> **Material for this exercise**
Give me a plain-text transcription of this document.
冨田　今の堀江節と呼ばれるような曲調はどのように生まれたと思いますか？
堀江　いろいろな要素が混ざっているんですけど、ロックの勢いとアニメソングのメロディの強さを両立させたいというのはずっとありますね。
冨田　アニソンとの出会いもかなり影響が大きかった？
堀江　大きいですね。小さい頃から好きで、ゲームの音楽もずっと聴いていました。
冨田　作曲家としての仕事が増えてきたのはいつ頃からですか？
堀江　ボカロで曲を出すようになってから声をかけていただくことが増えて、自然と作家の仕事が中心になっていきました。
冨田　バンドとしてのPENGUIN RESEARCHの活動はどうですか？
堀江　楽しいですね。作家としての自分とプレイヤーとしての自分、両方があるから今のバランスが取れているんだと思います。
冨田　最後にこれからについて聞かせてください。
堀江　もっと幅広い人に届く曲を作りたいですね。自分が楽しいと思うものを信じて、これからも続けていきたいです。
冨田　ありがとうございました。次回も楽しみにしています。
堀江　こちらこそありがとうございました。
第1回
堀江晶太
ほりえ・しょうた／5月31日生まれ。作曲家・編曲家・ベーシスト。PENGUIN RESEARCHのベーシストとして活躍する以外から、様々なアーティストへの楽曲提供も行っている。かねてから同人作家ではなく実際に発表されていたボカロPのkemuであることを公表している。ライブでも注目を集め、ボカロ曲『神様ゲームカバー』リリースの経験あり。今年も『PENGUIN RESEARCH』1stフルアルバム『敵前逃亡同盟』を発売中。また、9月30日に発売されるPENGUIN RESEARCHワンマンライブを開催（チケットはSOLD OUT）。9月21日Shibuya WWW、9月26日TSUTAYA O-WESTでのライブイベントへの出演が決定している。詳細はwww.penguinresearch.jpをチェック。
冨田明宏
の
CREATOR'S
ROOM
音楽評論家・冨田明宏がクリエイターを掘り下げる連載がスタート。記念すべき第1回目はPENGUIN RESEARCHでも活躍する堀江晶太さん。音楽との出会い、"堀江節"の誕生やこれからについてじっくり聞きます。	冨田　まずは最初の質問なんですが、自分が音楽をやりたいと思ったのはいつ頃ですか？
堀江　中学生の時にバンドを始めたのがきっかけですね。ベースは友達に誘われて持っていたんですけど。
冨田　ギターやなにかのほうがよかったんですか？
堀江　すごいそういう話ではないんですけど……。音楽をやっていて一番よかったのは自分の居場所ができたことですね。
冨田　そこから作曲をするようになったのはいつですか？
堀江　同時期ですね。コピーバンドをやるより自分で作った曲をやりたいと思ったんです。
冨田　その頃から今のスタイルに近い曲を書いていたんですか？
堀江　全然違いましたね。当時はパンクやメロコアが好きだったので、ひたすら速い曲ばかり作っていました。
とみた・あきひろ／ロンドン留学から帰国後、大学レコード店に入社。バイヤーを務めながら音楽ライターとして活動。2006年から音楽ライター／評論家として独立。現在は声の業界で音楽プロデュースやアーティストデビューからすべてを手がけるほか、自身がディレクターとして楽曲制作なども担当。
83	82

> **What to do**
Write out the material exactly as given.

> **Output**
Give me a plain-text transcription of this document.
冨田　今の堀江節と呼ばれるような曲調はどのように生まれたと思いますか？
堀江　いろいろな要素が混ざっているんですけど、ロックの勢いとアニメソングのメロディの強さを両立させたいというのはずっとありますね。
冨田　アニソンとの出会いもかなり影響が大きかった？
堀江　大きいですね。小さい頃から好きで、ゲームの音楽もずっと聴いていました。
冨田　作曲家としての仕事が増えてきたのはいつ頃からですか？
堀江　ボカロで曲を出すようになってから声をかけていただくことが増えて、自然と作家の仕事が中心になっていきました。
冨田　バンドとしてのPENGUIN RESEARCHの活動はどうですか？
堀江　楽しいですね。作家としての自分とプレイヤーとしての自分、両方があるから今のバランスが取れているんだと思います。
冨田　最後にこれからについて聞かせてください。
堀江　もっと幅広い人に届く曲を作りたいですね。自分が楽しいと思うものを信じて、これからも続けていきたいです。
冨田　ありがとうございました。次回も楽しみにしています。
堀江　こちらこそありがとうございました。
第1回
堀江晶太
ほりえ・しょうた／5月31日生まれ。作曲家・編曲家・ベーシスト。PENGUIN RESEARCHのベーシストとして活躍する以外から、様々なアーティストへの楽曲提供も行っている。かねてから同人作家ではなく実際に発表されていたボカロPのkemuであることを公表している。ライブでも注目を集め、ボカロ曲『神様ゲームカバー』リリースの経験あり。今年も『PENGUIN RESEARCH』1stフルアルバム『敵前逃亡同盟』を発売中。また、9月30日に発売されるPENGUIN RESEARCHワンマンライブを開催（チケットはSOLD OUT）。9月21日Shibuya WWW、9月26日TSUTAYA O-WESTでのライブイベントへの出演が決定している。詳細はwww.penguinresearch.jpをチェック。
冨田明宏
の
CREATOR'S
ROOM
音楽評論家・冨田明宏がクリエイターを掘り下げる連載がスタート。記念すべき第1回目はPENGUIN RESEARCHでも活躍する堀江晶太さん。音楽との出会い、"堀江節"の誕生やこれからについてじっくり聞きます。	冨田　まずは最初の質問なんですが、自分が音楽をやりたいと思ったのはいつ頃ですか？
堀江　中学生の時にバンドを始めたのがきっかけですね。ベースは友達に誘われて持っていたんですけど。
冨田　ギターやなにかのほうがよかったんですか？
堀江　すごいそういう話ではないんですけど……。音楽をやっていて一番よかったのは自分の居場所ができたことですね。
冨田　そこから作曲をするようになったのはいつですか？
堀江　同時期ですね。コピーバンドをやるより自分で作った曲をやりたいと思ったんです。
冨田　その頃から今のスタイルに近い曲を書いていたんですか？
堀江　全然違いましたね。当時はパンクやメロコアが好きだったので、ひたすら速い曲ばかり作っていました。
とみた・あきひろ／ロンドン留学から帰国後、大学レコード店に入社。バイヤーを務めながら音楽ライターとして活動。2006年から音楽ライター／評論家として独立。現在は声の業界で音楽プロデュースやアーティストデビューからすべてを手がけるほか、自身がディレクターとして楽曲制作なども担当。
83	82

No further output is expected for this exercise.